EXERCISE AIM :: Copy out each line of the material below that holds the string "color".

━━━━━━━━

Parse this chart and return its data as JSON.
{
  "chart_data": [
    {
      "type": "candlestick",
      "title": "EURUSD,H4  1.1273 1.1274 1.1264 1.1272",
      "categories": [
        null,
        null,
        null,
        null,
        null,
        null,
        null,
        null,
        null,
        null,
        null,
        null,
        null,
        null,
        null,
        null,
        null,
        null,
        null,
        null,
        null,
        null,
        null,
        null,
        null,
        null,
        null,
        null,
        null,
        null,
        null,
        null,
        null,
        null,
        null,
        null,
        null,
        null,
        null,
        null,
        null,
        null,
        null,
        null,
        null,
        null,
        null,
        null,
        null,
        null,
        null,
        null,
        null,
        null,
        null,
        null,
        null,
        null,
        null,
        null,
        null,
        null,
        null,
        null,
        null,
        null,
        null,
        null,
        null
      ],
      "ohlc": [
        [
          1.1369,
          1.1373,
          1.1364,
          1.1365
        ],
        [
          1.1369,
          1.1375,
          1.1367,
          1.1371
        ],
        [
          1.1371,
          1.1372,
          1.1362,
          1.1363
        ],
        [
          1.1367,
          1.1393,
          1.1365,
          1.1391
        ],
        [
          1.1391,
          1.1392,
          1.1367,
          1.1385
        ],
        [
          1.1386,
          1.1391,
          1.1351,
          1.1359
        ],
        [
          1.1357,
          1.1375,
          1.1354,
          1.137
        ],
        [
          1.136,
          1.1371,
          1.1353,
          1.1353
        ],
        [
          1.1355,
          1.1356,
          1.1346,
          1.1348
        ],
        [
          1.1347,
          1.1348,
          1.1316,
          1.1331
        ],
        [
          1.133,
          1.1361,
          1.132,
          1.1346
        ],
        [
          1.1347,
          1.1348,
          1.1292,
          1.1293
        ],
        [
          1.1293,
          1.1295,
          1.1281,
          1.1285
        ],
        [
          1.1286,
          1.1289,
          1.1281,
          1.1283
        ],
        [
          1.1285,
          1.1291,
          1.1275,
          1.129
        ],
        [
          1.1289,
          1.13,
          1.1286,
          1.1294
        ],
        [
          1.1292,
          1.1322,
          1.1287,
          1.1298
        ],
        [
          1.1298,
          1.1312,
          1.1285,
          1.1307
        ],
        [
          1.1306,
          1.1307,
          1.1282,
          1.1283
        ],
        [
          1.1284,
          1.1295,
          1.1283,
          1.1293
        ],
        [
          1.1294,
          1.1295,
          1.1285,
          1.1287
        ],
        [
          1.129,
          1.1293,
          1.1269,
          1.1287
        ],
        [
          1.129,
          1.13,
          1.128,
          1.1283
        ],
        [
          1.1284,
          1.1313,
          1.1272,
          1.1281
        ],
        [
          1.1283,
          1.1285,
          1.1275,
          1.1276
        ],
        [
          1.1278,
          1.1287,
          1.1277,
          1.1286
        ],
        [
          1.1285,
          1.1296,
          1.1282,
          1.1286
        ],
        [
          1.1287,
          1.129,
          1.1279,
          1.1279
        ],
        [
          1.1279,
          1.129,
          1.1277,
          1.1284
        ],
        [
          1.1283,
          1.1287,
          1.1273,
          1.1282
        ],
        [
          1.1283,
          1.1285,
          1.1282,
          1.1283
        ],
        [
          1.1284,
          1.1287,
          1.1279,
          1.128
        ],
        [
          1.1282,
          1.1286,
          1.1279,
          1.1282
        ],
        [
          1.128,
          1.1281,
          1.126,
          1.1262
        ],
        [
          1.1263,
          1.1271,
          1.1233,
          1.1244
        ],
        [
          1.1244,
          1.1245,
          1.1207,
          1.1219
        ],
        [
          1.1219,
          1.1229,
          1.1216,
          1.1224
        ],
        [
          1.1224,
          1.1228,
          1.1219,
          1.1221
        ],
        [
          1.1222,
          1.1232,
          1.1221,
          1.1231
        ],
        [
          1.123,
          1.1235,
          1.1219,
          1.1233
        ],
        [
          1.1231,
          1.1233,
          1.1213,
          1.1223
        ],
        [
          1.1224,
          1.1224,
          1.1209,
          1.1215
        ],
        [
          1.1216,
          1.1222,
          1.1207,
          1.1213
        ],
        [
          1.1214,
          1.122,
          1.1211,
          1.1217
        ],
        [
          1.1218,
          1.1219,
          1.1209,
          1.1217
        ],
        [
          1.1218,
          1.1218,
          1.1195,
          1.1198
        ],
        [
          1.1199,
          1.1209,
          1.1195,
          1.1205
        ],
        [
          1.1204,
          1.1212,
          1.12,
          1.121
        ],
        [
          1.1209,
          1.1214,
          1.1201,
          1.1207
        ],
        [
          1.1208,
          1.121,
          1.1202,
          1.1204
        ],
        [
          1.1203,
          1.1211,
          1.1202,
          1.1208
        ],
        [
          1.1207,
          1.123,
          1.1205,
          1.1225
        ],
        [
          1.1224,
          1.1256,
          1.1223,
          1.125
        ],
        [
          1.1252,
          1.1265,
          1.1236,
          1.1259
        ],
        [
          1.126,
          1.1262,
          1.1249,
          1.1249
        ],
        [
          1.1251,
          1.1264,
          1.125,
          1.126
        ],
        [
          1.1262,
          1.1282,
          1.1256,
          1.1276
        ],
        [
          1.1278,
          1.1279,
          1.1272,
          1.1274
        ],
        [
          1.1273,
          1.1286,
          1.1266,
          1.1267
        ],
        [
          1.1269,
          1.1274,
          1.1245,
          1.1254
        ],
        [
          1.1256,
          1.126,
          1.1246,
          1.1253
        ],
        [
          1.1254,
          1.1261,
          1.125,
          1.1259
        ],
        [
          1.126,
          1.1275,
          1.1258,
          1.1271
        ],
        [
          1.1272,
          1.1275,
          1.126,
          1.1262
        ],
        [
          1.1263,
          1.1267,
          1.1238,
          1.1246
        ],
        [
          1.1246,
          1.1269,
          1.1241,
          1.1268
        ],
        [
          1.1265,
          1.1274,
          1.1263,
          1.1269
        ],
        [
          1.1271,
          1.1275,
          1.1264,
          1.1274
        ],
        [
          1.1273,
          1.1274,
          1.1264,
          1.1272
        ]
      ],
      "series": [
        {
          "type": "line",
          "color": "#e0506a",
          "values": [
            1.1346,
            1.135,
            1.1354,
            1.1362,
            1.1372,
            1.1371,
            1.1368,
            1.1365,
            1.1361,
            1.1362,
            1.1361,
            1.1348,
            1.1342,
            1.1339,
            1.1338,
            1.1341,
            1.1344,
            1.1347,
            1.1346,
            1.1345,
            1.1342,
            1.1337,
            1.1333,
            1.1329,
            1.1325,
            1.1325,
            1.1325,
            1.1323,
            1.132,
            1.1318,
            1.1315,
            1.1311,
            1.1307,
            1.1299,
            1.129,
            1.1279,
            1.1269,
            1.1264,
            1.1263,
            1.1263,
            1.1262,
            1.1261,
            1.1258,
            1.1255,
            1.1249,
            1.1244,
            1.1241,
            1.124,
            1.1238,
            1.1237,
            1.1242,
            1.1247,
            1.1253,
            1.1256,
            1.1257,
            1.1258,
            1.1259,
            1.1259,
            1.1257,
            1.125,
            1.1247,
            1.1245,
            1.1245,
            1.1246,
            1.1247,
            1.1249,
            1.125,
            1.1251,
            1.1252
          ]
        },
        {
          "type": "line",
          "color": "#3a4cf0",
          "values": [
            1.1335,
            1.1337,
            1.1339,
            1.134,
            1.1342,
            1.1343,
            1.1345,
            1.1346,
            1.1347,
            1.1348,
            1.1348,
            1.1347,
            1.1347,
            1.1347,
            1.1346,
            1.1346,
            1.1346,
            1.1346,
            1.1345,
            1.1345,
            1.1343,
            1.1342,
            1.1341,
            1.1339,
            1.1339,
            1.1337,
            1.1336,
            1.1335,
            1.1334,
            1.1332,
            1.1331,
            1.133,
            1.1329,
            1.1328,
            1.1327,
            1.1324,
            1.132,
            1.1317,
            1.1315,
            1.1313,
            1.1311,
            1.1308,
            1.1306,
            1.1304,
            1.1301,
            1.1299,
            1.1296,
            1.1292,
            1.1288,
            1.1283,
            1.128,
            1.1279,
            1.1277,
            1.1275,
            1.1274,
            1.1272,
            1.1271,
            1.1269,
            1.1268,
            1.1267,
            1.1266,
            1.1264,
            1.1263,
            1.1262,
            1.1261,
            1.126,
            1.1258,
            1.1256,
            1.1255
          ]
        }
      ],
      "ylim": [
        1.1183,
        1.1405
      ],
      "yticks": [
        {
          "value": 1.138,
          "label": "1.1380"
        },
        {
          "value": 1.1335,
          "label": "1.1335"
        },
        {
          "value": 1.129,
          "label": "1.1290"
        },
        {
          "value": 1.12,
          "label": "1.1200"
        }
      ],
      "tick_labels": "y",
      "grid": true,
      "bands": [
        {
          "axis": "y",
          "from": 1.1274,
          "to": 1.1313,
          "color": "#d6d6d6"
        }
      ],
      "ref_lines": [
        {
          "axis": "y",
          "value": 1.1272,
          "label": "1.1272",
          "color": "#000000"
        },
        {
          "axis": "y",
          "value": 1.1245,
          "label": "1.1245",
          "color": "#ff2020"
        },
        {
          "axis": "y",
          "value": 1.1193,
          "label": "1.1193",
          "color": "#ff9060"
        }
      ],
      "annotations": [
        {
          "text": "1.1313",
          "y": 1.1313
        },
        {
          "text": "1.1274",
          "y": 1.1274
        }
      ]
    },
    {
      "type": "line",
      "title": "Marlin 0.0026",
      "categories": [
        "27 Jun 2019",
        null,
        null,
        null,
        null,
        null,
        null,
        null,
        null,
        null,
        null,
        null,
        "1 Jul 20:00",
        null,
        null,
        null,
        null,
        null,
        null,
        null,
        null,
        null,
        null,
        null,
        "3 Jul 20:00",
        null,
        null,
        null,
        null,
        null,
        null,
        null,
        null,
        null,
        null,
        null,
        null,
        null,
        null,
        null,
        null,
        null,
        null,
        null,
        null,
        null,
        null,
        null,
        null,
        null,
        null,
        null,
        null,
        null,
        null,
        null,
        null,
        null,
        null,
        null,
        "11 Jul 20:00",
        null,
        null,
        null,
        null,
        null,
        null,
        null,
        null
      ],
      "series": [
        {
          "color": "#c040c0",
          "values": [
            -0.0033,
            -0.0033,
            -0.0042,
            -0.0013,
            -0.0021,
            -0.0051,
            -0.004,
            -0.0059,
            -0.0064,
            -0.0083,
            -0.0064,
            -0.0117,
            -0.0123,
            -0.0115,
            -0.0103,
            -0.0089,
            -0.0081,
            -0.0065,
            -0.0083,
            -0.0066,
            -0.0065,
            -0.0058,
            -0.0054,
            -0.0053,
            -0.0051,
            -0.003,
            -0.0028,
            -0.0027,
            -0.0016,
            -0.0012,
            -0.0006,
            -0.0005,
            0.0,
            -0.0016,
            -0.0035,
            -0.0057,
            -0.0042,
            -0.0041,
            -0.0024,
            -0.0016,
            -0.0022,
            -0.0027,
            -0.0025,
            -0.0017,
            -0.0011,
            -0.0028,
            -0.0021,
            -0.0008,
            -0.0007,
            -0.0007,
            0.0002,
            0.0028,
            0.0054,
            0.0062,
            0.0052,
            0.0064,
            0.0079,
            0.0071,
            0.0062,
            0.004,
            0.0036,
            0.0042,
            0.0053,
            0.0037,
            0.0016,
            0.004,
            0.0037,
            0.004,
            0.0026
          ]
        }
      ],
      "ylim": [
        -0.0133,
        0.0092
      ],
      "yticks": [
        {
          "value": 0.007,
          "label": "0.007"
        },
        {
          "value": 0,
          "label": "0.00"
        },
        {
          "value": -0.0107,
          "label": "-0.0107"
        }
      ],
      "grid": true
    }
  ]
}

━━━━━━━━

RESULT ::
          "color": "#e0506a",
          "color": "#3a4cf0",
          "color": "#d6d6d6"
          "color": "#000000"
          "color": "#ff2020"
          "color": "#ff9060"
          "color": "#c040c0",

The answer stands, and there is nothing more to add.